## WRITTEN PROBLEM
Could you print every record below exactly as it appears?

◇ ◇ ◇ ◇ ◇ ◇ ◇

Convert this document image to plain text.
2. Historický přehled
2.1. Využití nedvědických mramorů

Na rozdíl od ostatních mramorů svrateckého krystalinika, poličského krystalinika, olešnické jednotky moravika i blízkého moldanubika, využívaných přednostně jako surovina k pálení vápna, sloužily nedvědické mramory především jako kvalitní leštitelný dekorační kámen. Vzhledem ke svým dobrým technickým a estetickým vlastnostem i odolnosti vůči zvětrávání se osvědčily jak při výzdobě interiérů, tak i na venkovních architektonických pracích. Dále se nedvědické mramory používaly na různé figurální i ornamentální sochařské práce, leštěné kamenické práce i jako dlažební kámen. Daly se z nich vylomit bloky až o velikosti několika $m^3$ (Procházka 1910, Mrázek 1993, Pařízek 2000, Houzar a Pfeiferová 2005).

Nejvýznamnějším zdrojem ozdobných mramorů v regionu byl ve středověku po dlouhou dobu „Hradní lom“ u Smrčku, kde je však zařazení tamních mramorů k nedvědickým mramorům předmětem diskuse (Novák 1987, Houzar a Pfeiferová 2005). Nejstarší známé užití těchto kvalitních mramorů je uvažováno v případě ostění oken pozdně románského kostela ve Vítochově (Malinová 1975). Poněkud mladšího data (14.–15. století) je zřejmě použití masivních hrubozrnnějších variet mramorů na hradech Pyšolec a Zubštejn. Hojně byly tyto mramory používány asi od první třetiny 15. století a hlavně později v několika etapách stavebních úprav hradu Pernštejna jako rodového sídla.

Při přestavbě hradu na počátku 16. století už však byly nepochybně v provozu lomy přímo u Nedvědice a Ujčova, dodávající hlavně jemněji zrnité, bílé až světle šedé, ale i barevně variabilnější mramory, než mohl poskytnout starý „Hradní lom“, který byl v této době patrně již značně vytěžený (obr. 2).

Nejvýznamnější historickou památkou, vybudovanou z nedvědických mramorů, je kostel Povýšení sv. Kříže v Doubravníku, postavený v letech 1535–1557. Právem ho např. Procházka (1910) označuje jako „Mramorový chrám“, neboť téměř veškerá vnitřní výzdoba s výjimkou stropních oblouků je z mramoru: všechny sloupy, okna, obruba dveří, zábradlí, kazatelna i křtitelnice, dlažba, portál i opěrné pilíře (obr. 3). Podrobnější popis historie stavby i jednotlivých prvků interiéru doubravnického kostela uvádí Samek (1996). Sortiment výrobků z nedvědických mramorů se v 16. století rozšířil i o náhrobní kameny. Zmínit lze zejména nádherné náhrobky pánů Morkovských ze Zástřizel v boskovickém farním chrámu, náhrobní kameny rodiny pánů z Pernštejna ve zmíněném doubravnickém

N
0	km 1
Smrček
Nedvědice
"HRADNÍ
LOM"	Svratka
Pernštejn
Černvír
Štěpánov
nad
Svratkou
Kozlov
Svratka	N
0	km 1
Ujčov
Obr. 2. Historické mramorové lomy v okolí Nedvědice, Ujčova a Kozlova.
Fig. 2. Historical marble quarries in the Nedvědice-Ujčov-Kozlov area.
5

◇ ◇ ◇ ◇ ◇ ◇ ◇

## RESPONSE FOR THIS EXERCISE
Convert this document image to plain text.
2. Historický přehled
2.1. Využití nedvědických mramorů

Na rozdíl od ostatních mramorů svrateckého krystalinika, poličského krystalinika, olešnické jednotky moravika i blízkého moldanubika, využívaných přednostně jako surovina k pálení vápna, sloužily nedvědické mramory především jako kvalitní leštitelný dekorační kámen. Vzhledem ke svým dobrým technickým a estetickým vlastnostem i odolnosti vůči zvětrávání se osvědčily jak při výzdobě interiérů, tak i na venkovních architektonických pracích. Dále se nedvědické mramory používaly na různé figurální i ornamentální sochařské práce, leštěné kamenické práce i jako dlažební kámen. Daly se z nich vylomit bloky až o velikosti několika $m^3$ (Procházka 1910, Mrázek 1993, Pařízek 2000, Houzar a Pfeiferová 2005).

Nejvýznamnějším zdrojem ozdobných mramorů v regionu byl ve středověku po dlouhou dobu „Hradní lom“ u Smrčku, kde je však zařazení tamních mramorů k nedvědickým mramorům předmětem diskuse (Novák 1987, Houzar a Pfeiferová 2005). Nejstarší známé užití těchto kvalitních mramorů je uvažováno v případě ostění oken pozdně románského kostela ve Vítochově (Malinová 1975). Poněkud mladšího data (14.–15. století) je zřejmě použití masivních hrubozrnnějších variet mramorů na hradech Pyšolec a Zubštejn. Hojně byly tyto mramory používány asi od první třetiny 15. století a hlavně později v několika etapách stavebních úprav hradu Pernštejna jako rodového sídla.

Při přestavbě hradu na počátku 16. století už však byly nepochybně v provozu lomy přímo u Nedvědice a Ujčova, dodávající hlavně jemněji zrnité, bílé až světle šedé, ale i barevně variabilnější mramory, než mohl poskytnout starý „Hradní lom“, který byl v této době patrně již značně vytěžený (obr. 2).

Nejvýznamnější historickou památkou, vybudovanou z nedvědických mramorů, je kostel Povýšení sv. Kříže v Doubravníku, postavený v letech 1535–1557. Právem ho např. Procházka (1910) označuje jako „Mramorový chrám“, neboť téměř veškerá vnitřní výzdoba s výjimkou stropních oblouků je z mramoru: všechny sloupy, okna, obruba dveří, zábradlí, kazatelna i křtitelnice, dlažba, portál i opěrné pilíře (obr. 3). Podrobnější popis historie stavby i jednotlivých prvků interiéru doubravnického kostela uvádí Samek (1996). Sortiment výrobků z nedvědických mramorů se v 16. století rozšířil i o náhrobní kameny. Zmínit lze zejména nádherné náhrobky pánů Morkovských ze Zástřizel v boskovickém farním chrámu, náhrobní kameny rodiny pánů z Pernštejna ve zmíněném doubravnickém

N
0	km 1
Smrček
Nedvědice
"HRADNÍ
LOM"	Svratka
Pernštejn
Černvír
Štěpánov
nad
Svratkou
Kozlov
Svratka	N
0	km 1
Ujčov
Obr. 2. Historické mramorové lomy v okolí Nedvědice, Ujčova a Kozlova.
Fig. 2. Historical marble quarries in the Nedvědice-Ujčov-Kozlov area.
5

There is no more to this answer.